[Data items]
begin
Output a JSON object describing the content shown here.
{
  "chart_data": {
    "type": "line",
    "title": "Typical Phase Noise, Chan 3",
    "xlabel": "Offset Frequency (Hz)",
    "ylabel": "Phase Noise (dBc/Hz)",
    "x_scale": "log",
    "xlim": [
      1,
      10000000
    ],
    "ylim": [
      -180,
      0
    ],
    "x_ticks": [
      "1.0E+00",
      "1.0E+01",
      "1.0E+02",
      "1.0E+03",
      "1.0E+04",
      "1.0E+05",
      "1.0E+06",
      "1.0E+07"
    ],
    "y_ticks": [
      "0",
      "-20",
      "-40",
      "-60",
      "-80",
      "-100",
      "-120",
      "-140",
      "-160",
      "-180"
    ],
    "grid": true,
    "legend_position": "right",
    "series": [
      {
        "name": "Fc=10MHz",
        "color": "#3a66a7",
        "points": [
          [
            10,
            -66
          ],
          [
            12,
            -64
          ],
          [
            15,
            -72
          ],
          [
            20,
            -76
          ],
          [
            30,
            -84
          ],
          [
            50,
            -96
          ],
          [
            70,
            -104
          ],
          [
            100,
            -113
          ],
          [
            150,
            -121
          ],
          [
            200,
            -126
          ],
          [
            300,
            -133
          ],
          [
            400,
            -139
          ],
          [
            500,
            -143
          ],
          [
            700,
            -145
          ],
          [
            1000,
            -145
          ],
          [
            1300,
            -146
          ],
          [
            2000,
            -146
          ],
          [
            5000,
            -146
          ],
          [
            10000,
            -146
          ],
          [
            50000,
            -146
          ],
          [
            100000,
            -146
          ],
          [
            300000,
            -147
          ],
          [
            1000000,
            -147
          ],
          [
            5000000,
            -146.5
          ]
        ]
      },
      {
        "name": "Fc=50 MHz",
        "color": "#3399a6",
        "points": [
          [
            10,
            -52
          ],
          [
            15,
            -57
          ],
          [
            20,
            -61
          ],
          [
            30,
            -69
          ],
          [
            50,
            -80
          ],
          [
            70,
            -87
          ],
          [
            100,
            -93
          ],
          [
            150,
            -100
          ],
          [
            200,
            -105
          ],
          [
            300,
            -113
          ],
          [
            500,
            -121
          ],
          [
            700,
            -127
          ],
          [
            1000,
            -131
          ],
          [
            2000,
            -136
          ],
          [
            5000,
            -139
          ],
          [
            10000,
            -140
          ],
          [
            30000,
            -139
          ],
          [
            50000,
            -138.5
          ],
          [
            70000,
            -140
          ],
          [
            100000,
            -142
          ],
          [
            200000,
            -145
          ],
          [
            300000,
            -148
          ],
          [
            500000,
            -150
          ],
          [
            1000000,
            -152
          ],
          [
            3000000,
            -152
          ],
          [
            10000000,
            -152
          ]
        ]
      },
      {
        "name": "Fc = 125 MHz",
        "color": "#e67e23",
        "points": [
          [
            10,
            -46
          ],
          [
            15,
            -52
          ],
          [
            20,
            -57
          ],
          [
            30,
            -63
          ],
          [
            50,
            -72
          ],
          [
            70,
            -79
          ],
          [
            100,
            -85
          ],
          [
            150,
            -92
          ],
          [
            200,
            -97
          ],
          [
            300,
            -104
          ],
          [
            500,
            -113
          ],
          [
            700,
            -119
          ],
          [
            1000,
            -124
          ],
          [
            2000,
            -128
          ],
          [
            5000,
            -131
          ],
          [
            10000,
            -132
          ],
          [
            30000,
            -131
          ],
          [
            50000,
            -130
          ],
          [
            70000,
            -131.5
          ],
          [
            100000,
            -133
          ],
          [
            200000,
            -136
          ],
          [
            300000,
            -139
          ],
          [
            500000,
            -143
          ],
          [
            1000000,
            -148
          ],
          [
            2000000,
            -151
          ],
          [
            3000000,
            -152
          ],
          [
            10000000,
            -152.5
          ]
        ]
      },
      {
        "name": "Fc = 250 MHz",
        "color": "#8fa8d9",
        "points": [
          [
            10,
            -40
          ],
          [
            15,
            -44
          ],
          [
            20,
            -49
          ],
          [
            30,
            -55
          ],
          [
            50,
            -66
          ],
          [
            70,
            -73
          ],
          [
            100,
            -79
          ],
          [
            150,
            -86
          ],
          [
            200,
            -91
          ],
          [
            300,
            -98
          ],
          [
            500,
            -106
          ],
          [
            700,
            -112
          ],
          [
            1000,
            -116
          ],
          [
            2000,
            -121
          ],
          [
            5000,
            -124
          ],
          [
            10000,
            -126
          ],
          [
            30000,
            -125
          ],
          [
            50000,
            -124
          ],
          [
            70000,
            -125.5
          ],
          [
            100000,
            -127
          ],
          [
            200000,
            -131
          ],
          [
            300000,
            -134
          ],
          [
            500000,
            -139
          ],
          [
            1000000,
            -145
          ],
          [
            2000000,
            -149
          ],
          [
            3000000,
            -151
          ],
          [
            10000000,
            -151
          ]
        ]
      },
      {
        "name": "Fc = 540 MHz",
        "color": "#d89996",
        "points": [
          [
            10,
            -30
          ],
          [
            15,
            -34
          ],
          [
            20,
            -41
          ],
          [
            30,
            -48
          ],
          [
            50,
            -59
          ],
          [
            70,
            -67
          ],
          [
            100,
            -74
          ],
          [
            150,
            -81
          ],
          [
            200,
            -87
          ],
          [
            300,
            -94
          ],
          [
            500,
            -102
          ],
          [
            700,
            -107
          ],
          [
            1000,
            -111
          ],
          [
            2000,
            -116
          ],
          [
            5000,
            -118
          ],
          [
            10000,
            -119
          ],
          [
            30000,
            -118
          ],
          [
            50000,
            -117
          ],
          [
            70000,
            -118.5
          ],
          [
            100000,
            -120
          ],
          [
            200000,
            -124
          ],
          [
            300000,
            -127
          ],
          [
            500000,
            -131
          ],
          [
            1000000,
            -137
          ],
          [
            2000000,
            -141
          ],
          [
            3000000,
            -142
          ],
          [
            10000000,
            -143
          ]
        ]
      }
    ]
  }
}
end
begin
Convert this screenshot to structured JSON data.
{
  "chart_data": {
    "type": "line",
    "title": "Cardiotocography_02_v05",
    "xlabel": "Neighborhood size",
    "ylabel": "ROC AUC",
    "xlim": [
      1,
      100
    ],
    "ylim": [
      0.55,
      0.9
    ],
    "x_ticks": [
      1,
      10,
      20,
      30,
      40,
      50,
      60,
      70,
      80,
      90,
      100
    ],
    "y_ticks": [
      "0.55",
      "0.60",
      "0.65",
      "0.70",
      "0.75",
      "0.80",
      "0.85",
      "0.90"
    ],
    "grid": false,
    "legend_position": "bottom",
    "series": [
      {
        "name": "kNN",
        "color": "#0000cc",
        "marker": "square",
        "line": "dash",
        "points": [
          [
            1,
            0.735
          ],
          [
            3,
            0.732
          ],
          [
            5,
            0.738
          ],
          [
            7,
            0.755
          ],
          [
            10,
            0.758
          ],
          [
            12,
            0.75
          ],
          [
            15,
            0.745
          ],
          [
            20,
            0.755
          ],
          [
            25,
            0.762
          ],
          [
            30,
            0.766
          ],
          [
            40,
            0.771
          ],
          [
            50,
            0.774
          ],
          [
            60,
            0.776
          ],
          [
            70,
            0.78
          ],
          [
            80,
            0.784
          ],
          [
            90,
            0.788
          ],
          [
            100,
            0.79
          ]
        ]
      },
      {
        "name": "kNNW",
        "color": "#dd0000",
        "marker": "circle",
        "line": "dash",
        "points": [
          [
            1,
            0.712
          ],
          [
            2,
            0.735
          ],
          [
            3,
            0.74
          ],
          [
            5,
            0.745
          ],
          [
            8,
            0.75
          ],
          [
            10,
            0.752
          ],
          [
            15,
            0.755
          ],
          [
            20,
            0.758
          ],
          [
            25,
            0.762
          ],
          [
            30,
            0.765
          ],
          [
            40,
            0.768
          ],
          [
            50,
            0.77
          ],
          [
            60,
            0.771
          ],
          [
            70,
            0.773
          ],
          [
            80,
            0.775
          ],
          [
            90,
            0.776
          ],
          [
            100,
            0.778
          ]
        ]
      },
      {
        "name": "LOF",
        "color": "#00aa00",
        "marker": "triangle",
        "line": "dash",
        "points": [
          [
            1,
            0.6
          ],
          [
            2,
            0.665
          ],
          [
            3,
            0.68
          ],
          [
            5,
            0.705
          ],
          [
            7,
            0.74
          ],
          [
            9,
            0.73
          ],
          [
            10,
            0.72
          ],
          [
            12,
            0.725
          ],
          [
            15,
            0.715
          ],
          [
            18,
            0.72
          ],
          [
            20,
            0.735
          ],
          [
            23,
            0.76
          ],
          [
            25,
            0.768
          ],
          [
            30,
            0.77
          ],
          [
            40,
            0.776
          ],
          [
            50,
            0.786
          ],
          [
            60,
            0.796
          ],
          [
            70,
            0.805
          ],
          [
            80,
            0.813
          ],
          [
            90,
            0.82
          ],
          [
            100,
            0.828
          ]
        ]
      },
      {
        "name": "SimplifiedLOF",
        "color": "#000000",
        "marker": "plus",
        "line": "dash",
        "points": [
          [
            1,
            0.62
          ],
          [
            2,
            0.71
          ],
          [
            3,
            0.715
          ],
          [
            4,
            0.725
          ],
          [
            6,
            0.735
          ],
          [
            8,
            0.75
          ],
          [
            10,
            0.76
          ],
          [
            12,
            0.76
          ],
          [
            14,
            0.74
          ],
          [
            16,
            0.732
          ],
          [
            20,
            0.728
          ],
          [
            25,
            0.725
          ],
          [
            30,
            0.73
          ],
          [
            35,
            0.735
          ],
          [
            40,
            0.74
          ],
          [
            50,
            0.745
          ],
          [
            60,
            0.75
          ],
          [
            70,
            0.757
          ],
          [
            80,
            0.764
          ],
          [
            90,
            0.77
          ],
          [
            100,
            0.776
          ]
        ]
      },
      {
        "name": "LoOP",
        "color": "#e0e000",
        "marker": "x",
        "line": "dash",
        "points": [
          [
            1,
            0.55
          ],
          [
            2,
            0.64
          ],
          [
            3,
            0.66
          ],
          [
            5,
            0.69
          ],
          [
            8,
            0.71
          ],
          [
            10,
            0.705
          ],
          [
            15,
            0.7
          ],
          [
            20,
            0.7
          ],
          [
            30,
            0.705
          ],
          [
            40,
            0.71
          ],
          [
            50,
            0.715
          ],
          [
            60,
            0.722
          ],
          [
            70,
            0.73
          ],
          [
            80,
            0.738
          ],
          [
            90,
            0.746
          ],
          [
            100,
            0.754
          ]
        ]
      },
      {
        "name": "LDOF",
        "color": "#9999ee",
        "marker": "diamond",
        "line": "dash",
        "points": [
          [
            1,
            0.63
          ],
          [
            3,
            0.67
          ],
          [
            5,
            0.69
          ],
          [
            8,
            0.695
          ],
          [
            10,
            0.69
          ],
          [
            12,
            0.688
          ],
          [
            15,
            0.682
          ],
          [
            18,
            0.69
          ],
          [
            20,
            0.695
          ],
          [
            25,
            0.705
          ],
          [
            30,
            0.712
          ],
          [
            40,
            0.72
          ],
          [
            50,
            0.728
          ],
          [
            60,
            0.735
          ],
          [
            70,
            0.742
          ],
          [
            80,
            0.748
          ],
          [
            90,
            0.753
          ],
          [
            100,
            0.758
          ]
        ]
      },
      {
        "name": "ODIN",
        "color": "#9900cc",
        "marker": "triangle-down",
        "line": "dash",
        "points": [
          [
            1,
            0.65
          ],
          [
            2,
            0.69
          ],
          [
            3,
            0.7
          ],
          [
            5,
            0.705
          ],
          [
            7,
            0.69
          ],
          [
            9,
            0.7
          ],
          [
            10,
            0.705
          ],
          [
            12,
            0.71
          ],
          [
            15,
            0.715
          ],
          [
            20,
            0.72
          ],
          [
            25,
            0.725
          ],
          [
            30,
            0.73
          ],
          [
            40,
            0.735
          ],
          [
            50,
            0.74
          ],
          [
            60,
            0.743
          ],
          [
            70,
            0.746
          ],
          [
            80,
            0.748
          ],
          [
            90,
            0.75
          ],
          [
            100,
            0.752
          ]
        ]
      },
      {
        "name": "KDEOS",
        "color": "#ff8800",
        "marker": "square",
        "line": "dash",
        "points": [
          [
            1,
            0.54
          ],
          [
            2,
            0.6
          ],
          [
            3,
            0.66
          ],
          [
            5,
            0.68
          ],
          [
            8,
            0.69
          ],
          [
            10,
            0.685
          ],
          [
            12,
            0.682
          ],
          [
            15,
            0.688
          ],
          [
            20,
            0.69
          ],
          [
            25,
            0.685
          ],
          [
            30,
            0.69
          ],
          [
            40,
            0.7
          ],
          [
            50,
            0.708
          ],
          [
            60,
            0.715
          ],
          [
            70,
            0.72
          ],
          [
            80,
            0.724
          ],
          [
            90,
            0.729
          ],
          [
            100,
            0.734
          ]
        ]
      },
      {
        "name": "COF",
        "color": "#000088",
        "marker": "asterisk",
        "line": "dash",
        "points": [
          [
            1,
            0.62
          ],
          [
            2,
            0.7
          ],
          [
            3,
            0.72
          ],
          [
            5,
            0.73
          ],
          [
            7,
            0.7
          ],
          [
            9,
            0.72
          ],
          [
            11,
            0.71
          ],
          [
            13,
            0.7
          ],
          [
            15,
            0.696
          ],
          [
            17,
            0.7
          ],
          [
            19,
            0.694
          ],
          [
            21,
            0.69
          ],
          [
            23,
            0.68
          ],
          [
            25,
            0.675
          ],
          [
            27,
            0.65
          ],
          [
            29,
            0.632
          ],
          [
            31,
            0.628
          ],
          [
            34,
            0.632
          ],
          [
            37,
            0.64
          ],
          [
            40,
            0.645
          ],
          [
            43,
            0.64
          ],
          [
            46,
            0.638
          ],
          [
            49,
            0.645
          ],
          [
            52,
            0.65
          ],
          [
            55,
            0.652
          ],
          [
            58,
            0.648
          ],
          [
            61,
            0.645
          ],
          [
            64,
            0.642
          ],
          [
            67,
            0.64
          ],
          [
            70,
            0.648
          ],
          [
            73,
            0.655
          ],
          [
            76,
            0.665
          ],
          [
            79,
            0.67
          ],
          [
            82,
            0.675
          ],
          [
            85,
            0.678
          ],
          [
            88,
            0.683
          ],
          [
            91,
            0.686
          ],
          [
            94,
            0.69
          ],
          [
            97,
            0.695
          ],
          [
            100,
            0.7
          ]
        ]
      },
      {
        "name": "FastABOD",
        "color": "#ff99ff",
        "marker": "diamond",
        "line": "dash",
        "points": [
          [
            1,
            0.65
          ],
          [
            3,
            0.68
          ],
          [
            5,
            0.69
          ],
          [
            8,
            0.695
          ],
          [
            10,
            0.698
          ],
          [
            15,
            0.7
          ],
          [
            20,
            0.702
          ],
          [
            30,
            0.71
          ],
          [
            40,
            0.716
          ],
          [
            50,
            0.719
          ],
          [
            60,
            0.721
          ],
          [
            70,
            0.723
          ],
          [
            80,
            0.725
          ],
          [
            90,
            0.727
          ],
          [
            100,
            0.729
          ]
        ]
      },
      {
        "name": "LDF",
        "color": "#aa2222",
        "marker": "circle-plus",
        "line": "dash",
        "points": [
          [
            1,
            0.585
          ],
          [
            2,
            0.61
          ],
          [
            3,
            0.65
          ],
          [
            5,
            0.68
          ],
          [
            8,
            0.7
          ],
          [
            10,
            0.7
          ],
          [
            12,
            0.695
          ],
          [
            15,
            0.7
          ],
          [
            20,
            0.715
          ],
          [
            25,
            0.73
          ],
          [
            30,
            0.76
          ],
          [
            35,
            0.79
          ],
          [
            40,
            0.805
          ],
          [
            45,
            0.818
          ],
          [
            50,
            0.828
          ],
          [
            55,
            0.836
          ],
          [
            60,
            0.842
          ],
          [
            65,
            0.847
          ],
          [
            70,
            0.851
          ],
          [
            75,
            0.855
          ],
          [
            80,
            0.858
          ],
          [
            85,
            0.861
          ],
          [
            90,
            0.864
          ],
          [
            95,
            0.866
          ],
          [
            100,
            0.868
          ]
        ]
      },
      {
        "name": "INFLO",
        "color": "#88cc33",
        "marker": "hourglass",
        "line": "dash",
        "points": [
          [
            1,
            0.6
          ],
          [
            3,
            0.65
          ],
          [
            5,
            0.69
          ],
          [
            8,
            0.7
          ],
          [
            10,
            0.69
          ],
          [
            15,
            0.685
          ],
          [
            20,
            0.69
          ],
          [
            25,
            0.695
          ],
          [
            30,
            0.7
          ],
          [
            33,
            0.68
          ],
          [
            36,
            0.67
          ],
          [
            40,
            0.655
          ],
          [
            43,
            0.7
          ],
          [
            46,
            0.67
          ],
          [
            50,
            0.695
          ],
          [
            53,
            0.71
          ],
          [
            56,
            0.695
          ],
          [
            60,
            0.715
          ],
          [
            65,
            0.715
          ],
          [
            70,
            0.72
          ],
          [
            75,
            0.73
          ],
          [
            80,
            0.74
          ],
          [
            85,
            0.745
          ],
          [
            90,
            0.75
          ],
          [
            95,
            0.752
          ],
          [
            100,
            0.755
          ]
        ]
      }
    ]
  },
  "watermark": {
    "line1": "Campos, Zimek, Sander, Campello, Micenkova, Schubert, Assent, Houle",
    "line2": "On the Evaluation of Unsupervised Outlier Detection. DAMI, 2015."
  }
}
end
▶ _To be done_:
Filter the records, keeping only lines that contain "Noise", and show those lines.

▶ _Correct result_:
    "title": "Typical Phase Noise, Chan 3",
    "ylabel": "Phase Noise (dBc/Hz)",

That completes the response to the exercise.